Brief: Gather the lines below that include the string "Delicious", copying each in full.

Material for this task:
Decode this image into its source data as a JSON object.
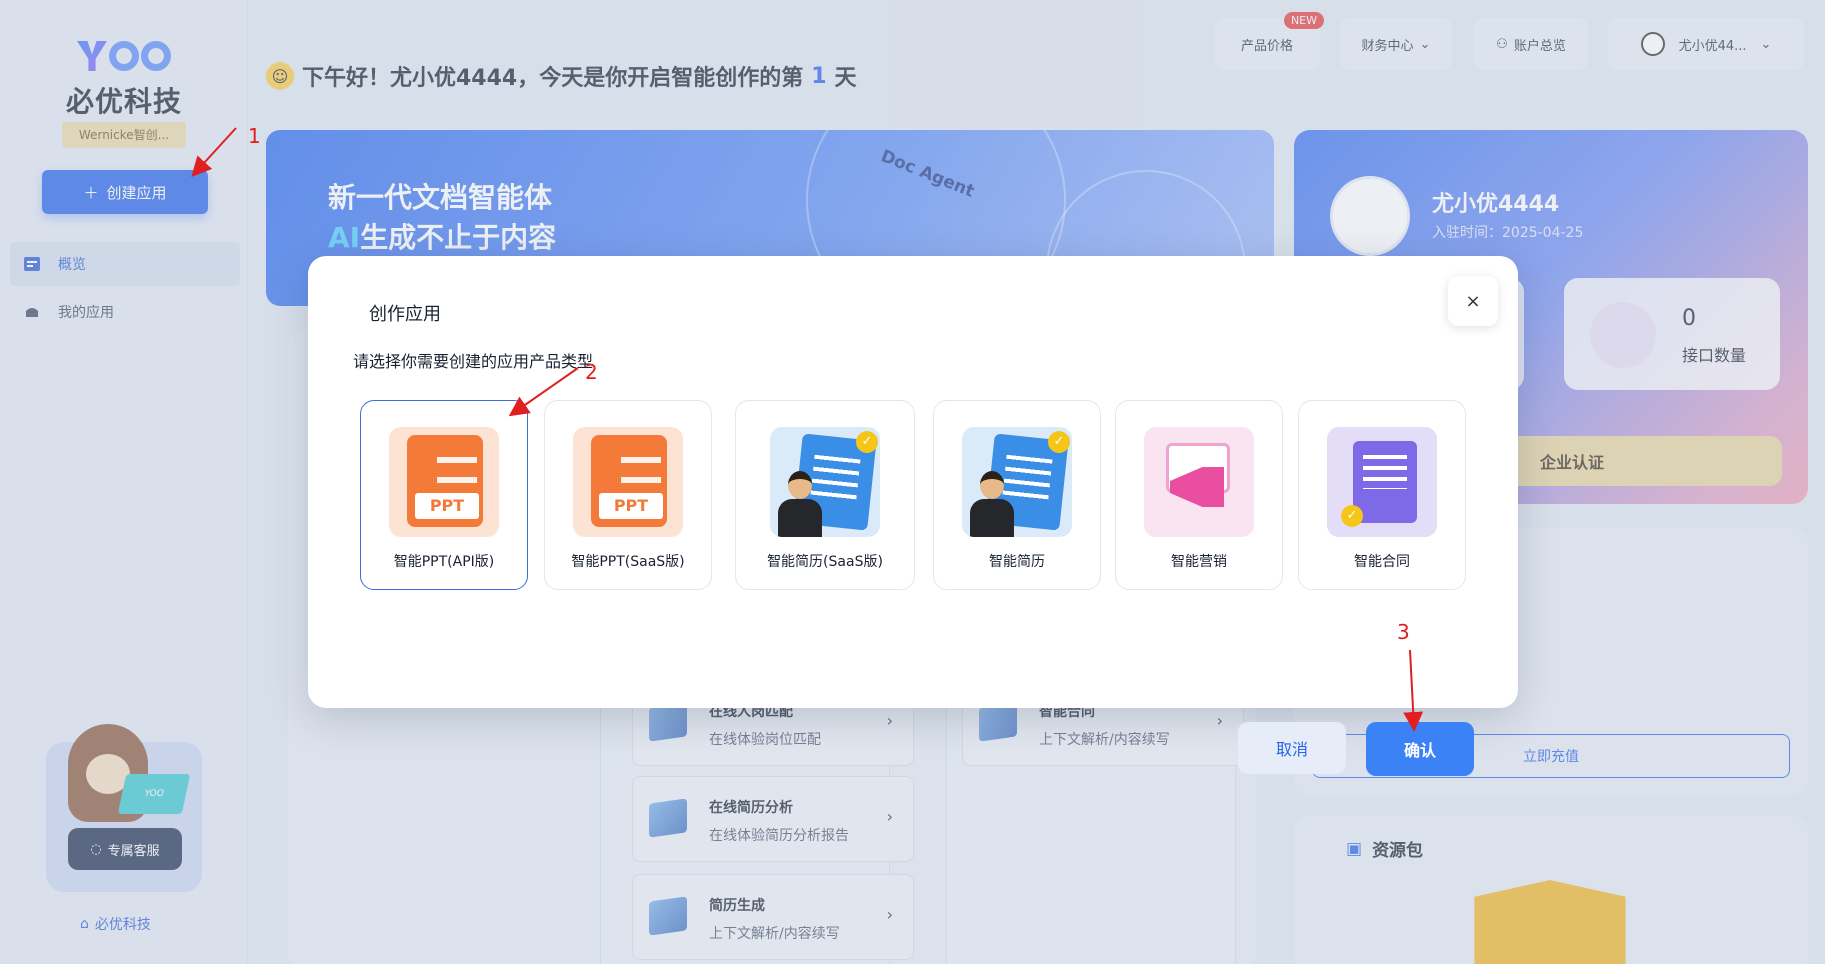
{
  "sidebar": {
    "logo_mark": "YOO",
    "logo_text": "必优科技",
    "tag": "Wernicke智创...",
    "create_button": "创建应用",
    "items": [
      {
        "label": "概览",
        "icon": "dashboard-icon"
      },
      {
        "label": "我的应用",
        "icon": "apps-icon"
      }
    ],
    "service": {
      "label": "专属客服",
      "laptop_text": "YOO"
    },
    "footer": "必优科技"
  },
  "header": {
    "greeting_prefix": "下午好！尤小优4444，今天是你开启智能创作的第",
    "greeting_days": "1",
    "greeting_suffix": "天",
    "buttons": {
      "pricing": "产品价格",
      "pricing_badge": "NEW",
      "finance": "财务中心",
      "account": "账户总览",
      "user": "尤小优44..."
    }
  },
  "banner": {
    "line1": "新一代文档智能体",
    "line2_accent": "AI",
    "line2_rest": "生成不止于内容",
    "tag": "Doc Agent"
  },
  "profile": {
    "name": "尤小优4444",
    "join_date": "入驻时间：2025-04-25",
    "api_count_value": "0",
    "api_count_label": "接口数量",
    "enterprise": "企业认证",
    "recharge": "立即充值"
  },
  "list_cards": [
    {
      "title": "在线人岗匹配",
      "subtitle": "在线体验岗位匹配"
    },
    {
      "title": "智能合同",
      "subtitle": "上下文解析/内容续写"
    },
    {
      "title": "在线简历分析",
      "subtitle": "在线体验简历分析报告"
    },
    {
      "title": "简历生成",
      "subtitle": "上下文解析/内容续写"
    }
  ],
  "resources": {
    "title": "资源包"
  },
  "modal": {
    "title": "创作应用",
    "subtitle": "请选择你需要创建的应用产品类型",
    "close": "×",
    "options": [
      {
        "label": "智能PPT(API版)",
        "badge": "PPT",
        "selected": true
      },
      {
        "label": "智能PPT(SaaS版)",
        "badge": "PPT",
        "selected": false
      },
      {
        "label": "智能简历(SaaS版)",
        "selected": false
      },
      {
        "label": "智能简历",
        "selected": false
      },
      {
        "label": "智能营销",
        "selected": false
      },
      {
        "label": "智能合同",
        "selected": false
      }
    ],
    "cancel": "取消",
    "confirm": "确认"
  },
  "annotations": [
    "1",
    "2",
    "3"
  ],
  "colors": {
    "primary": "#2563eb",
    "annotation": "#e02020",
    "ppt": "#f47a3a"
  }
}
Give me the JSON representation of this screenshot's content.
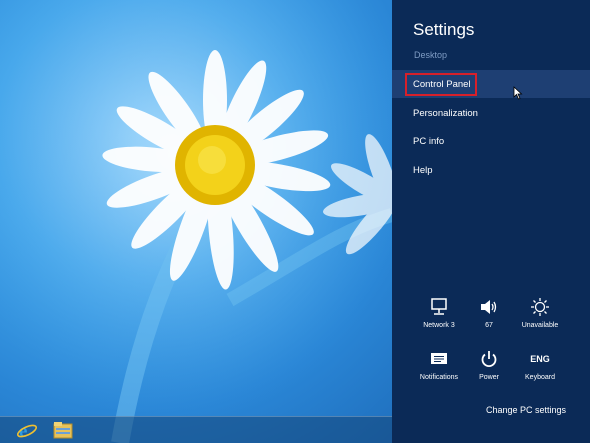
{
  "charm": {
    "title": "Settings",
    "subtitle": "Desktop",
    "items": [
      {
        "label": "Control Panel"
      },
      {
        "label": "Personalization"
      },
      {
        "label": "PC info"
      },
      {
        "label": "Help"
      }
    ],
    "quick": [
      {
        "icon": "network-icon",
        "label": "Network  3"
      },
      {
        "icon": "volume-icon",
        "label": "67"
      },
      {
        "icon": "brightness-icon",
        "label": "Unavailable"
      },
      {
        "icon": "notifications-icon",
        "label": "Notifications"
      },
      {
        "icon": "power-icon",
        "label": "Power"
      },
      {
        "icon": "keyboard-icon",
        "label": "Keyboard",
        "glyph": "ENG"
      }
    ],
    "change_settings": "Change PC settings"
  },
  "taskbar": {
    "icons": [
      "internet-explorer-icon",
      "file-explorer-icon"
    ]
  },
  "colors": {
    "charm_bg": "#0b2a57",
    "active_item": "#1e3f73",
    "highlight": "#d8202a",
    "subtitle": "#7f9cc4"
  }
}
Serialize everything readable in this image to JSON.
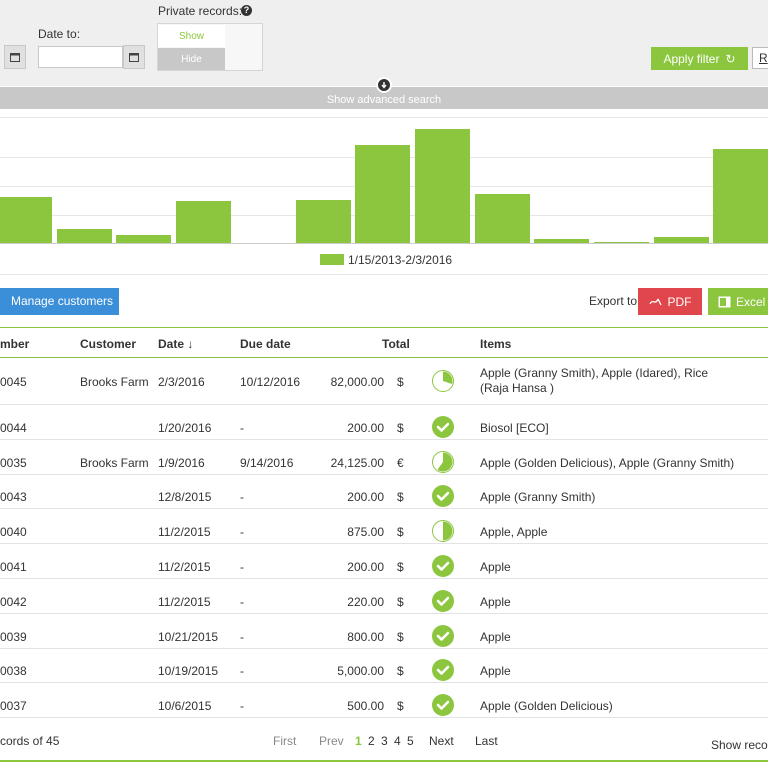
{
  "filters": {
    "date_to_label": "Date to:",
    "date_to_value": "",
    "private_records_label": "Private records:",
    "private_show": "Show",
    "private_hide": "Hide",
    "apply_filter": "Apply filter",
    "reset_partial": "R",
    "advanced_search": "Show advanced search"
  },
  "chart_data": {
    "type": "bar",
    "legend": [
      "1/15/2013-2/3/2016"
    ],
    "color": "#8cc63f",
    "values": [
      38,
      12,
      7,
      35,
      0,
      36,
      82,
      95,
      41,
      3,
      1,
      5,
      78
    ]
  },
  "actions": {
    "manage_customers": "Manage customers",
    "export_to": "Export to:",
    "pdf": "PDF",
    "excel": "Excel"
  },
  "table": {
    "headers": [
      "mber",
      "Customer",
      "Date ↓",
      "Due date",
      "Total",
      "Items"
    ],
    "rows": [
      {
        "number": "0045",
        "customer": "Brooks Farm",
        "date": "2/3/2016",
        "due": "10/12/2016",
        "total": "82,000.00",
        "cur": "$",
        "status": "partial",
        "paid_fraction": 0.3,
        "items": "Apple (Granny Smith), Apple (Idared), Rice (Raja Hansa )"
      },
      {
        "number": "0044",
        "customer": "",
        "date": "1/20/2016",
        "due": "-",
        "total": "200.00",
        "cur": "$",
        "status": "paid",
        "paid_fraction": 1,
        "items": "Biosol [ECO]"
      },
      {
        "number": "0035",
        "customer": "Brooks Farm",
        "date": "1/9/2016",
        "due": "9/14/2016",
        "total": "24,125.00",
        "cur": "€",
        "status": "partial",
        "paid_fraction": 0.6,
        "items": "Apple (Golden Delicious), Apple (Granny Smith)"
      },
      {
        "number": "0043",
        "customer": "",
        "date": "12/8/2015",
        "due": "-",
        "total": "200.00",
        "cur": "$",
        "status": "paid",
        "paid_fraction": 1,
        "items": "Apple (Granny Smith)"
      },
      {
        "number": "0040",
        "customer": "",
        "date": "11/2/2015",
        "due": "-",
        "total": "875.00",
        "cur": "$",
        "status": "partial",
        "paid_fraction": 0.5,
        "items": "Apple, Apple"
      },
      {
        "number": "0041",
        "customer": "",
        "date": "11/2/2015",
        "due": "-",
        "total": "200.00",
        "cur": "$",
        "status": "paid",
        "paid_fraction": 1,
        "items": "Apple"
      },
      {
        "number": "0042",
        "customer": "",
        "date": "11/2/2015",
        "due": "-",
        "total": "220.00",
        "cur": "$",
        "status": "paid",
        "paid_fraction": 1,
        "items": "Apple"
      },
      {
        "number": "0039",
        "customer": "",
        "date": "10/21/2015",
        "due": "-",
        "total": "800.00",
        "cur": "$",
        "status": "paid",
        "paid_fraction": 1,
        "items": "Apple"
      },
      {
        "number": "0038",
        "customer": "",
        "date": "10/19/2015",
        "due": "-",
        "total": "5,000.00",
        "cur": "$",
        "status": "paid",
        "paid_fraction": 1,
        "items": "Apple"
      },
      {
        "number": "0037",
        "customer": "",
        "date": "10/6/2015",
        "due": "-",
        "total": "500.00",
        "cur": "$",
        "status": "paid",
        "paid_fraction": 1,
        "items": "Apple (Golden Delicious)"
      }
    ]
  },
  "pagination": {
    "records": "cords of 45",
    "first": "First",
    "prev": "Prev",
    "pages": [
      "1",
      "2",
      "3",
      "4",
      "5"
    ],
    "current_page": "1",
    "next": "Next",
    "last": "Last",
    "show_records": "Show recor"
  },
  "colors": {
    "accent": "#8cc63f",
    "primary_blue": "#3b8ed8",
    "pdf_red": "#e0474c"
  }
}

Result below:
        "items": "Apple (Golden Delicious), Apple (Granny Smith)"
        "items": "Apple (Golden Delicious)"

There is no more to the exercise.